┏━━

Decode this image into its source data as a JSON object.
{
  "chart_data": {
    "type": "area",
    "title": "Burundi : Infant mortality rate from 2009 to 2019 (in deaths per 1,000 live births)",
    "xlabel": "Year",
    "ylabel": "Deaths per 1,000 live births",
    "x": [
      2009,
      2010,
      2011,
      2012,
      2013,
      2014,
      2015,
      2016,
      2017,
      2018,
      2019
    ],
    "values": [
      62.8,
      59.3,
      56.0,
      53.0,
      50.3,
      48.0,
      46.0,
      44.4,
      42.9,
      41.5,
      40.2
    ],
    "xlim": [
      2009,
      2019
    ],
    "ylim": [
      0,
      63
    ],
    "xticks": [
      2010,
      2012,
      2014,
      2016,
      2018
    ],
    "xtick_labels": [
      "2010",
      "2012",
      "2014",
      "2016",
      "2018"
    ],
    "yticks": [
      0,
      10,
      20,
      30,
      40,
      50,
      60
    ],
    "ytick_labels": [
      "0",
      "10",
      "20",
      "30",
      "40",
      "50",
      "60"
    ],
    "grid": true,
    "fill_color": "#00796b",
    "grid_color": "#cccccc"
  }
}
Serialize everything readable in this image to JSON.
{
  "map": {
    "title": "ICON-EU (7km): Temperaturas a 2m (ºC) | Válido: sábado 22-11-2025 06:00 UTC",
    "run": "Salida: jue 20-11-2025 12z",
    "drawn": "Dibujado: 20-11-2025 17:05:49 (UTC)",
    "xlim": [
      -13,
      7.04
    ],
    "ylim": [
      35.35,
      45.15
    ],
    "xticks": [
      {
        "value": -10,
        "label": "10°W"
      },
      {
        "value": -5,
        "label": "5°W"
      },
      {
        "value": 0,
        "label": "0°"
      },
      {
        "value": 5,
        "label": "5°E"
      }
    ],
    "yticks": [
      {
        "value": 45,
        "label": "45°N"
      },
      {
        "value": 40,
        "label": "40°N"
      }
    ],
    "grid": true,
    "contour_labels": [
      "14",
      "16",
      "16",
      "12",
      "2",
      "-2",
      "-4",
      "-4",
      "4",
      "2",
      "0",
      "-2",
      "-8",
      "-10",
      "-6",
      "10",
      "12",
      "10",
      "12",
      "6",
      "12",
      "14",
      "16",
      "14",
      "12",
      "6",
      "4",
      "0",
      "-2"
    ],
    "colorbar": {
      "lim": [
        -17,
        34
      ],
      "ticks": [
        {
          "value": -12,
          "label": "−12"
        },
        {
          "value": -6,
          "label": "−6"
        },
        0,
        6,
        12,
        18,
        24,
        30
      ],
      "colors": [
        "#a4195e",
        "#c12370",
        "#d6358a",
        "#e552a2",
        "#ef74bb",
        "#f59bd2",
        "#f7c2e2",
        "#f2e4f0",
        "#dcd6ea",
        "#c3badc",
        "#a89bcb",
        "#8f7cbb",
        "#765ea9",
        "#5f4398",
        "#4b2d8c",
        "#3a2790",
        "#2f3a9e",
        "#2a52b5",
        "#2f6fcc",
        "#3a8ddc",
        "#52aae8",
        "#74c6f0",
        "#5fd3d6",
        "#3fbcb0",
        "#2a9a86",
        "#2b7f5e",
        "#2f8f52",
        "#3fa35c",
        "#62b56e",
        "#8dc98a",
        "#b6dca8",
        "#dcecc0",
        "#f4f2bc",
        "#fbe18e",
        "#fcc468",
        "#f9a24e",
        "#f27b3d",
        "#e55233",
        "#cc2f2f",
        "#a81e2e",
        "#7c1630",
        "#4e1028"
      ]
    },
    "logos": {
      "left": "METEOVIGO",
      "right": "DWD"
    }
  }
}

┗━━
┏━━

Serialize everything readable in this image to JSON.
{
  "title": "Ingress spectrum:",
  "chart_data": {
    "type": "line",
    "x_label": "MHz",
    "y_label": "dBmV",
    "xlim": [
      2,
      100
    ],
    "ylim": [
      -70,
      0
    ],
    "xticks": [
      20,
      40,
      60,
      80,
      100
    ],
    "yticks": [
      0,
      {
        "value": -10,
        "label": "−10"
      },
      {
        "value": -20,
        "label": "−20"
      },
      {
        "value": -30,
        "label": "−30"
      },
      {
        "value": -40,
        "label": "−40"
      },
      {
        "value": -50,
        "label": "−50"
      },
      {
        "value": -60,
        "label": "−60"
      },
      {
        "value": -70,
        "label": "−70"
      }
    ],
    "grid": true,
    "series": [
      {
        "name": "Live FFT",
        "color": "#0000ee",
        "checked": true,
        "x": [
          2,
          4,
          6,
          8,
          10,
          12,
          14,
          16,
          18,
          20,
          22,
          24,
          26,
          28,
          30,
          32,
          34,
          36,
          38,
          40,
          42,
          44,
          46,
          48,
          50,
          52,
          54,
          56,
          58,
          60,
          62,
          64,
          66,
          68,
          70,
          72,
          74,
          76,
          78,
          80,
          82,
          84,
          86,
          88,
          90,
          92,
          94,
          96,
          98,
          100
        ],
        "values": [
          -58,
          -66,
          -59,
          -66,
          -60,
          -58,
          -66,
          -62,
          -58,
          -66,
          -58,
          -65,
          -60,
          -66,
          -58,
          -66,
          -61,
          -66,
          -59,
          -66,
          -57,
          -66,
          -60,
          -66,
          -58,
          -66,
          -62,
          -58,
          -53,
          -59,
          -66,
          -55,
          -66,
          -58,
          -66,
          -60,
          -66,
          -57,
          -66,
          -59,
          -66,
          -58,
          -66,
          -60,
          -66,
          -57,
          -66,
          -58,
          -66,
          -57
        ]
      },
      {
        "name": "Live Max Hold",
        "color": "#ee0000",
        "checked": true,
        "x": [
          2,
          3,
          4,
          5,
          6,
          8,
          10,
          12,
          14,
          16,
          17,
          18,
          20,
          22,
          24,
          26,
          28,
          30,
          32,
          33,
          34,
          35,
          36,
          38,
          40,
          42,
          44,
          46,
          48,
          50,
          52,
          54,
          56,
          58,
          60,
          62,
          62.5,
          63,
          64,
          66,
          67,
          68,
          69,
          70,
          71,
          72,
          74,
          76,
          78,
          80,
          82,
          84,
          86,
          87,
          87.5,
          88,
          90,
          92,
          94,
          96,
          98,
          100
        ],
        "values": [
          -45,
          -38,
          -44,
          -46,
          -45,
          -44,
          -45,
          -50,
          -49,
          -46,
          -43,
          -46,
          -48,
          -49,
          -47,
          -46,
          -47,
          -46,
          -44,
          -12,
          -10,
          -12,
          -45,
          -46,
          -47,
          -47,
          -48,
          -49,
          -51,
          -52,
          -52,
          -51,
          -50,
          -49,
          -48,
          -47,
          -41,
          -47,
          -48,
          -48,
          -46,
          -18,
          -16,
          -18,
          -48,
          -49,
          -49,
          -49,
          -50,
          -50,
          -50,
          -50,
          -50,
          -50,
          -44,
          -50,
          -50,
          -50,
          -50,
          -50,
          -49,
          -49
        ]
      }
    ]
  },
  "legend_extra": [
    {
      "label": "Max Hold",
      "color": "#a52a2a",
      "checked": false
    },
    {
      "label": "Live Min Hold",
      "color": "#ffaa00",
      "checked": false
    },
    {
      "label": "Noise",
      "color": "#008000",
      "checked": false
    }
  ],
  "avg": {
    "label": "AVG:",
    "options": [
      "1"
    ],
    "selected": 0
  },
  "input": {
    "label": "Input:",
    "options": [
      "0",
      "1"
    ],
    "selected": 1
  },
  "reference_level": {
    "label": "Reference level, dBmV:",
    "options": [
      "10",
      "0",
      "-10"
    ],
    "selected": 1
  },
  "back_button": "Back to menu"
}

┗━━

GOAL OF THE EXERCISE
Copy each line that contains the word "Hold".

RESULT
        "name": "Live Max Hold",
      "label": "Max Hold",
      "label": "Live Min Hold",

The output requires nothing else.